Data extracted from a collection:
=====
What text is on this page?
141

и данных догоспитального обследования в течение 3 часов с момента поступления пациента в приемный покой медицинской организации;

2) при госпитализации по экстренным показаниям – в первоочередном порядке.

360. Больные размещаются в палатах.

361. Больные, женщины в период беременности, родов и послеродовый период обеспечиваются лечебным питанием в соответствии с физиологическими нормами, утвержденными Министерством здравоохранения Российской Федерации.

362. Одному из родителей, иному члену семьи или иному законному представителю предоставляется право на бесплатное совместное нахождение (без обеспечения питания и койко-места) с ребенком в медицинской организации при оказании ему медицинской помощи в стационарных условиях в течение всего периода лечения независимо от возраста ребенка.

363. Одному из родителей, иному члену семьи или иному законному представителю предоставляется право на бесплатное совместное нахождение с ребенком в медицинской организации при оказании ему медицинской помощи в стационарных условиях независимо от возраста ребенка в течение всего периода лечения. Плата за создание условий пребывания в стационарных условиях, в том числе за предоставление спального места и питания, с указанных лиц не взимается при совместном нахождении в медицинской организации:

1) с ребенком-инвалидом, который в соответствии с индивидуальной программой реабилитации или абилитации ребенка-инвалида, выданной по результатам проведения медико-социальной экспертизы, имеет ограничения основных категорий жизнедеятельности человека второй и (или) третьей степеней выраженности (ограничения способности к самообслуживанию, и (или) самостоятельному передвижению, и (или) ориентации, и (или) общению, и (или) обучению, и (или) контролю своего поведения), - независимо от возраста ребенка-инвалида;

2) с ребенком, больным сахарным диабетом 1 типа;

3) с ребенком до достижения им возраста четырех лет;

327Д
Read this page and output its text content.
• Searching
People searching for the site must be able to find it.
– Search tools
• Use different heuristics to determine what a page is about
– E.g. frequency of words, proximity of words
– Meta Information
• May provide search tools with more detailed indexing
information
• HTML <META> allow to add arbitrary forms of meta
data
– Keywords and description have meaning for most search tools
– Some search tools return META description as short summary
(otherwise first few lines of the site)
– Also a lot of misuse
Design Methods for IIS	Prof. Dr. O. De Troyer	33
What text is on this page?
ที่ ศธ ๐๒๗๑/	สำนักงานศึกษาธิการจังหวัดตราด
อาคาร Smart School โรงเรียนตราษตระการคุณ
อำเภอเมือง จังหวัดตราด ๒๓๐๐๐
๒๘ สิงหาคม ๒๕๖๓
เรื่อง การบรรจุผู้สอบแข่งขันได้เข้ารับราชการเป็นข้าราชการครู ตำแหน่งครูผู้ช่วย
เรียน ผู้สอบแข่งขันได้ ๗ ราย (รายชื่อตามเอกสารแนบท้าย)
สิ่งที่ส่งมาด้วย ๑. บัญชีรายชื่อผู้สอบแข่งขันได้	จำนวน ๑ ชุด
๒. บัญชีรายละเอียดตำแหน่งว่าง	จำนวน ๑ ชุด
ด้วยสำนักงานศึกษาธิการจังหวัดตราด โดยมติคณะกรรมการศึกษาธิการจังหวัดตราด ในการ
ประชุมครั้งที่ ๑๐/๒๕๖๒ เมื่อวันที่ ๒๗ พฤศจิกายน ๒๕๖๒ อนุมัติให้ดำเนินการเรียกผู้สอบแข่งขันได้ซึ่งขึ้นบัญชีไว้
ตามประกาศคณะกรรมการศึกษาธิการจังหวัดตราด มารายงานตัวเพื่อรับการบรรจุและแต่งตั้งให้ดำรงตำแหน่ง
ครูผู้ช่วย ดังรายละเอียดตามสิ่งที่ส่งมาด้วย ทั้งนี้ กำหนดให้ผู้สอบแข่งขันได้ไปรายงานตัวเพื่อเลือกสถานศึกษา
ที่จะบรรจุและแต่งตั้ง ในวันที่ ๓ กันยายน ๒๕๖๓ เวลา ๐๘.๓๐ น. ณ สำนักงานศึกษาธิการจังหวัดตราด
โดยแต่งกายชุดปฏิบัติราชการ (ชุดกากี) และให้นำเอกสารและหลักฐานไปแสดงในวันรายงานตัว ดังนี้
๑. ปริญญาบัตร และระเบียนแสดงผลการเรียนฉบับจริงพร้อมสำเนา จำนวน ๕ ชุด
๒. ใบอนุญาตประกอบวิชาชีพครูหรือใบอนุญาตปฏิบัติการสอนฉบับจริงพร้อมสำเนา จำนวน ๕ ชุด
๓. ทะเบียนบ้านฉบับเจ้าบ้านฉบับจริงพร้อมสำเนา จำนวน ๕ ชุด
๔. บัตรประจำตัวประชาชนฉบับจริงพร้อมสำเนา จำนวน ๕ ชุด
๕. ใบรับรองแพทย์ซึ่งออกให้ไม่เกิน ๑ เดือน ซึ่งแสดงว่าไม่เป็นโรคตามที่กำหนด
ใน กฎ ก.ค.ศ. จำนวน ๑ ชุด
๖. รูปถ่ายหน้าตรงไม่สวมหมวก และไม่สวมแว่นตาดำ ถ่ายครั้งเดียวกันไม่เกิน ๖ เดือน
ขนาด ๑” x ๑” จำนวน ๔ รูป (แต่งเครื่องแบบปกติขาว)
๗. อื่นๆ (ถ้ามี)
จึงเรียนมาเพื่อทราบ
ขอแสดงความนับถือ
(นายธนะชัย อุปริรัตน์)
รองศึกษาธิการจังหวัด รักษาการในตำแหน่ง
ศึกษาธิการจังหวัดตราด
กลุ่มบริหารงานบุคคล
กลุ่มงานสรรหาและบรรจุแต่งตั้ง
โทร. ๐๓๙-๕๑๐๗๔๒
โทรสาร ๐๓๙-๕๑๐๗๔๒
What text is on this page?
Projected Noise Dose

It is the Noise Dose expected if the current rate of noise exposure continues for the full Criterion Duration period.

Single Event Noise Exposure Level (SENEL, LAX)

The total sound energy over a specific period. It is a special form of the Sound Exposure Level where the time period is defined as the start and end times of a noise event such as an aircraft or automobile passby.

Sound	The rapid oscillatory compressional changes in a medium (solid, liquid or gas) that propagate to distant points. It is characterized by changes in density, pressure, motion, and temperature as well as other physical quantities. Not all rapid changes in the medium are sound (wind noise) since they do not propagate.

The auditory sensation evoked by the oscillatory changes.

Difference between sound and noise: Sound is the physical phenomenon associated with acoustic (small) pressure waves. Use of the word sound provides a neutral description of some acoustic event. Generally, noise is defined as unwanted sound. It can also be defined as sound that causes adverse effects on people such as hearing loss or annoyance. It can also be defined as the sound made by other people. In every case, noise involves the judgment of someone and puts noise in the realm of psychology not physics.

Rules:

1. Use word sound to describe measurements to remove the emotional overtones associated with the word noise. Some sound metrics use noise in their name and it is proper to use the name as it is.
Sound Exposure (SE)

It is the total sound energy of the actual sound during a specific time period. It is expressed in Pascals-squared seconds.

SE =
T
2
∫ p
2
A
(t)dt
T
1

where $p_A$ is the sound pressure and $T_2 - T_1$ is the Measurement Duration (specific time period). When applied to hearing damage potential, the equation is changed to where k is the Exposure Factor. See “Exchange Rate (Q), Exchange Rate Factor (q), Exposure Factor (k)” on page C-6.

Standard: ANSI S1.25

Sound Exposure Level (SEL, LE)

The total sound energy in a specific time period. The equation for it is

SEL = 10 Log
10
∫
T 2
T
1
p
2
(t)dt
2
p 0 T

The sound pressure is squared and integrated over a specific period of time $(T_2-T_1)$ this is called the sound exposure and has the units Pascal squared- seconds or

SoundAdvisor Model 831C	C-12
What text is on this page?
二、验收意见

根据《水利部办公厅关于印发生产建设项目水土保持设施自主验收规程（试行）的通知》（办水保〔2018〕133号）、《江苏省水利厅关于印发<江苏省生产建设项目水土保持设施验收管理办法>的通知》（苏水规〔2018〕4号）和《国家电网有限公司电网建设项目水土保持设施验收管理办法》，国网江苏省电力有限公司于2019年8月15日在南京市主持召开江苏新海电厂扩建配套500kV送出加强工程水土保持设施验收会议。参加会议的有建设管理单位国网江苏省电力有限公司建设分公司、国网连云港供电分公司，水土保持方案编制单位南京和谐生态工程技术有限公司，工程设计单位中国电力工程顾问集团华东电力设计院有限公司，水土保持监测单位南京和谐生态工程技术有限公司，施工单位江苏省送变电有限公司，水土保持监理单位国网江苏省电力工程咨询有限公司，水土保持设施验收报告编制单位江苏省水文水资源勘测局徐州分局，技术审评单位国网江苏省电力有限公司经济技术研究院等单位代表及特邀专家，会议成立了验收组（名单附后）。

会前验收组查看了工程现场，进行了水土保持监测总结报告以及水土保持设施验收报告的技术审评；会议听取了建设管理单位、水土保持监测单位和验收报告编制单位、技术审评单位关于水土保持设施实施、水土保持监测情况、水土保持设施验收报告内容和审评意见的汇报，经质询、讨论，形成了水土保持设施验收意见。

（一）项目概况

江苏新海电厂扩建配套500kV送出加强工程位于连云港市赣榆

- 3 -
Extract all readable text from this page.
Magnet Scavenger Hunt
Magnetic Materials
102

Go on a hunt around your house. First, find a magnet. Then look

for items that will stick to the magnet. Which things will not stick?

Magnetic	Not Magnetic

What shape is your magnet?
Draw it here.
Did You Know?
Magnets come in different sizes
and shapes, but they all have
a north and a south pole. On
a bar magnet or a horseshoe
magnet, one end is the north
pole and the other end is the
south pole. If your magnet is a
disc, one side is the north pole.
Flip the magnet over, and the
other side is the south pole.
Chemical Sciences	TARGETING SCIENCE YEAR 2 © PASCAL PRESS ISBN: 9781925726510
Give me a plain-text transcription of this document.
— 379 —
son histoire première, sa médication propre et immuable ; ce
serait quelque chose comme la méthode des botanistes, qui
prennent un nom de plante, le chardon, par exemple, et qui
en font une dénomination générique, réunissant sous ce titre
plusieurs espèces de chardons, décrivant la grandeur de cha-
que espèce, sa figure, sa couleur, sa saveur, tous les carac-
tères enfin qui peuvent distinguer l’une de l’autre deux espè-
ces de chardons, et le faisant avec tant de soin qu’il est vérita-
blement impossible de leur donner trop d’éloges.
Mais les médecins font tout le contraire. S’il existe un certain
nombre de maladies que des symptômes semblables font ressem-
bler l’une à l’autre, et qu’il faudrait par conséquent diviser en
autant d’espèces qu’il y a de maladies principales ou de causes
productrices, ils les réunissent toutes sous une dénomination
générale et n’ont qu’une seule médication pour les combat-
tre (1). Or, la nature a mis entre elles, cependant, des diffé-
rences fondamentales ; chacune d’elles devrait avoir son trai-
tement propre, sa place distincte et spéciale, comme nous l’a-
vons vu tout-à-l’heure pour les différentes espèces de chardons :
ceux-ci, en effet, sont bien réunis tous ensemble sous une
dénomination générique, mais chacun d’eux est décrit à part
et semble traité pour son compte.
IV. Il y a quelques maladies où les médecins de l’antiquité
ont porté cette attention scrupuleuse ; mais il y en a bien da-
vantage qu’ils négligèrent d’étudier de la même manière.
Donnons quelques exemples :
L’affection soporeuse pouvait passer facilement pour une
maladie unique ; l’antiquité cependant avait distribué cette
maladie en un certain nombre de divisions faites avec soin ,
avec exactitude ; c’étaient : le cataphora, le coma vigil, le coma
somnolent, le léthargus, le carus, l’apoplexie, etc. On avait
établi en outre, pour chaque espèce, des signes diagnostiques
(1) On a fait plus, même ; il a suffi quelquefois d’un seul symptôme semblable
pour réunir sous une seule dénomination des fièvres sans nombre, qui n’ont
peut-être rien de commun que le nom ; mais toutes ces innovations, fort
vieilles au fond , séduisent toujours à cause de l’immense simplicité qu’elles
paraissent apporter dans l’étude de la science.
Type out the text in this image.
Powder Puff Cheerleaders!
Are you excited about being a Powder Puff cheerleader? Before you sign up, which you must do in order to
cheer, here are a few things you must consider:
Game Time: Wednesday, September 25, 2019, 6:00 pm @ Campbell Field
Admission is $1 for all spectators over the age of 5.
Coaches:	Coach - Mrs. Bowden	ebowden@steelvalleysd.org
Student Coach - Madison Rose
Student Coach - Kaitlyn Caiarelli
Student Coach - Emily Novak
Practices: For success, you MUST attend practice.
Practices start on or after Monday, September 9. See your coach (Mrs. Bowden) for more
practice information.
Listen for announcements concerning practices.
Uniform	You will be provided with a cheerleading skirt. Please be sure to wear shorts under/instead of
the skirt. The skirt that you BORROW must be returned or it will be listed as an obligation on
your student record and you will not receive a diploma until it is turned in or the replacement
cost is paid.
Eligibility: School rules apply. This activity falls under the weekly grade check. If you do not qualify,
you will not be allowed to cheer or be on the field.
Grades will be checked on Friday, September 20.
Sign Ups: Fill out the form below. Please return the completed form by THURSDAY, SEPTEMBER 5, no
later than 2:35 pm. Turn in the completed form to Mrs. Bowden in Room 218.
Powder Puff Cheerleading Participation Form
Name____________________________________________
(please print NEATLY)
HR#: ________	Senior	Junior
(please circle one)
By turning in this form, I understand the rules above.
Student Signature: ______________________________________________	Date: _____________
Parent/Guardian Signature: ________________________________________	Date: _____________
=====
Aim: Pick out every line of the listing containing the word "that", and show those lines.

Result of this task:
Sound	The rapid oscillatory compressional changes in a medium (solid, liquid or gas) that propagate to distant points. It is characterized by changes in density, pressure, motion, and temperature as well as other physical quantities. Not all rapid changes in the medium are sound (wind noise) since they do not propagate.
Difference between sound and noise: Sound is the physical phenomenon associated with acoustic (small) pressure waves. Use of the word sound provides a neutral description of some acoustic event. Generally, noise is defined as unwanted sound. It can also be defined as sound that causes adverse effects on people such as hearing loss or annoyance. It can also be defined as the sound made by other people. In every case, noise involves the judgment of someone and puts noise in the realm of psychology not physics.
for items that will stick to the magnet. Which things will not stick?
the skirt. The skirt that you BORROW must be returned or it will be listed as an obligation on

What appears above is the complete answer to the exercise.